→ **REQUEST**
Print all entries word for word.

→ **EXERCISE INPUTS**
※

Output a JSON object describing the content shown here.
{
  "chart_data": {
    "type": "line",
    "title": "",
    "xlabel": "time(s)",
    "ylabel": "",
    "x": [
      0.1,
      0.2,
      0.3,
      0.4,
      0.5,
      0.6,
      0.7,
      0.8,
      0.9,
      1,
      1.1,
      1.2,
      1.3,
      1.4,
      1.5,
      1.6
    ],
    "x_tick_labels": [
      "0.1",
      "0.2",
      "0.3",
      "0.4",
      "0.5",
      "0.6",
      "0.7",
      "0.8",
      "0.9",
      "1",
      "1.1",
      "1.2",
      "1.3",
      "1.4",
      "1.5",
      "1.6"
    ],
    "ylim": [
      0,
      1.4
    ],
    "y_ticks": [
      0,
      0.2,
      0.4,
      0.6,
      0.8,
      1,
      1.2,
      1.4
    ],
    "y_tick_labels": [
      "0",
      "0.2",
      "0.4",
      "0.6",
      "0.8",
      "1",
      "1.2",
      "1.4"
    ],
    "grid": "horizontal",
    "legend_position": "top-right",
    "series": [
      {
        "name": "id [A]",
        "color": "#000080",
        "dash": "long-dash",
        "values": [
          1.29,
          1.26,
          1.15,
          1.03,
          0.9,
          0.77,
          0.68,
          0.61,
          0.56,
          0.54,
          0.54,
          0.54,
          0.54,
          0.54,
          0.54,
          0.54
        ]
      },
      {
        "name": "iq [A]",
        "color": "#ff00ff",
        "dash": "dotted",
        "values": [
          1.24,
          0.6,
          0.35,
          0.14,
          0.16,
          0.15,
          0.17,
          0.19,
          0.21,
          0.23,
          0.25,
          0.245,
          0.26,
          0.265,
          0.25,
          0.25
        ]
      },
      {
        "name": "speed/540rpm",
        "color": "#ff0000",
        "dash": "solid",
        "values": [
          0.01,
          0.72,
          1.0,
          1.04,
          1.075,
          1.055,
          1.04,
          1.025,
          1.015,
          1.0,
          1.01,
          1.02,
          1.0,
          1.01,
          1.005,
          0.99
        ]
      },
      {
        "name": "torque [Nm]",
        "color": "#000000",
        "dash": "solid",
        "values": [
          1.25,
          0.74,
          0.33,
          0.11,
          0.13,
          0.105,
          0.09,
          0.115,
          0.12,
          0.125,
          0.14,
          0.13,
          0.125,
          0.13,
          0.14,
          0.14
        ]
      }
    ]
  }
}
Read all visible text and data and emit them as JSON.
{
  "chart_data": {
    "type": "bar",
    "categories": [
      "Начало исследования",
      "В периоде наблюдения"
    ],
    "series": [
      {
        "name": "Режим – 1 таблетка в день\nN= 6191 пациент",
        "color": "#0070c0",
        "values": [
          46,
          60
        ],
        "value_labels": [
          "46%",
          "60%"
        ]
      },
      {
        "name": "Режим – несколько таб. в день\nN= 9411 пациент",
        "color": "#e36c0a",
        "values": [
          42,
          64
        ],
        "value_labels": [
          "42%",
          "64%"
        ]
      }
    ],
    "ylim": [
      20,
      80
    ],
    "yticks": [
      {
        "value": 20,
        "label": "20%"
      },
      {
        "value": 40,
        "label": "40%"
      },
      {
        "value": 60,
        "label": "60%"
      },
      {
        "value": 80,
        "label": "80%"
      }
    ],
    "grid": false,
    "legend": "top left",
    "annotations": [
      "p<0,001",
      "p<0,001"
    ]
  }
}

※

→ **WRITTEN SOLUTION**
Output a JSON object describing the content shown here.
{
  "chart_data": {
    "type": "line",
    "title": "",
    "xlabel": "time(s)",
    "ylabel": "",
    "x": [
      0.1,
      0.2,
      0.3,
      0.4,
      0.5,
      0.6,
      0.7,
      0.8,
      0.9,
      1,
      1.1,
      1.2,
      1.3,
      1.4,
      1.5,
      1.6
    ],
    "x_tick_labels": [
      "0.1",
      "0.2",
      "0.3",
      "0.4",
      "0.5",
      "0.6",
      "0.7",
      "0.8",
      "0.9",
      "1",
      "1.1",
      "1.2",
      "1.3",
      "1.4",
      "1.5",
      "1.6"
    ],
    "ylim": [
      0,
      1.4
    ],
    "y_ticks": [
      0,
      0.2,
      0.4,
      0.6,
      0.8,
      1,
      1.2,
      1.4
    ],
    "y_tick_labels": [
      "0",
      "0.2",
      "0.4",
      "0.6",
      "0.8",
      "1",
      "1.2",
      "1.4"
    ],
    "grid": "horizontal",
    "legend_position": "top-right",
    "series": [
      {
        "name": "id [A]",
        "color": "#000080",
        "dash": "long-dash",
        "values": [
          1.29,
          1.26,
          1.15,
          1.03,
          0.9,
          0.77,
          0.68,
          0.61,
          0.56,
          0.54,
          0.54,
          0.54,
          0.54,
          0.54,
          0.54,
          0.54
        ]
      },
      {
        "name": "iq [A]",
        "color": "#ff00ff",
        "dash": "dotted",
        "values": [
          1.24,
          0.6,
          0.35,
          0.14,
          0.16,
          0.15,
          0.17,
          0.19,
          0.21,
          0.23,
          0.25,
          0.245,
          0.26,
          0.265,
          0.25,
          0.25
        ]
      },
      {
        "name": "speed/540rpm",
        "color": "#ff0000",
        "dash": "solid",
        "values": [
          0.01,
          0.72,
          1.0,
          1.04,
          1.075,
          1.055,
          1.04,
          1.025,
          1.015,
          1.0,
          1.01,
          1.02,
          1.0,
          1.01,
          1.005,
          0.99
        ]
      },
      {
        "name": "torque [Nm]",
        "color": "#000000",
        "dash": "solid",
        "values": [
          1.25,
          0.74,
          0.33,
          0.11,
          0.13,
          0.105,
          0.09,
          0.115,
          0.12,
          0.125,
          0.14,
          0.13,
          0.125,
          0.13,
          0.14,
          0.14
        ]
      }
    ]
  }
}
Read all visible text and data and emit them as JSON.
{
  "chart_data": {
    "type": "bar",
    "categories": [
      "Начало исследования",
      "В периоде наблюдения"
    ],
    "series": [
      {
        "name": "Режим – 1 таблетка в день\nN= 6191 пациент",
        "color": "#0070c0",
        "values": [
          46,
          60
        ],
        "value_labels": [
          "46%",
          "60%"
        ]
      },
      {
        "name": "Режим – несколько таб. в день\nN= 9411 пациент",
        "color": "#e36c0a",
        "values": [
          42,
          64
        ],
        "value_labels": [
          "42%",
          "64%"
        ]
      }
    ],
    "ylim": [
      20,
      80
    ],
    "yticks": [
      {
        "value": 20,
        "label": "20%"
      },
      {
        "value": 40,
        "label": "40%"
      },
      {
        "value": 60,
        "label": "60%"
      },
      {
        "value": 80,
        "label": "80%"
      }
    ],
    "grid": false,
    "legend": "top left",
    "annotations": [
      "p<0,001",
      "p<0,001"
    ]
  }
}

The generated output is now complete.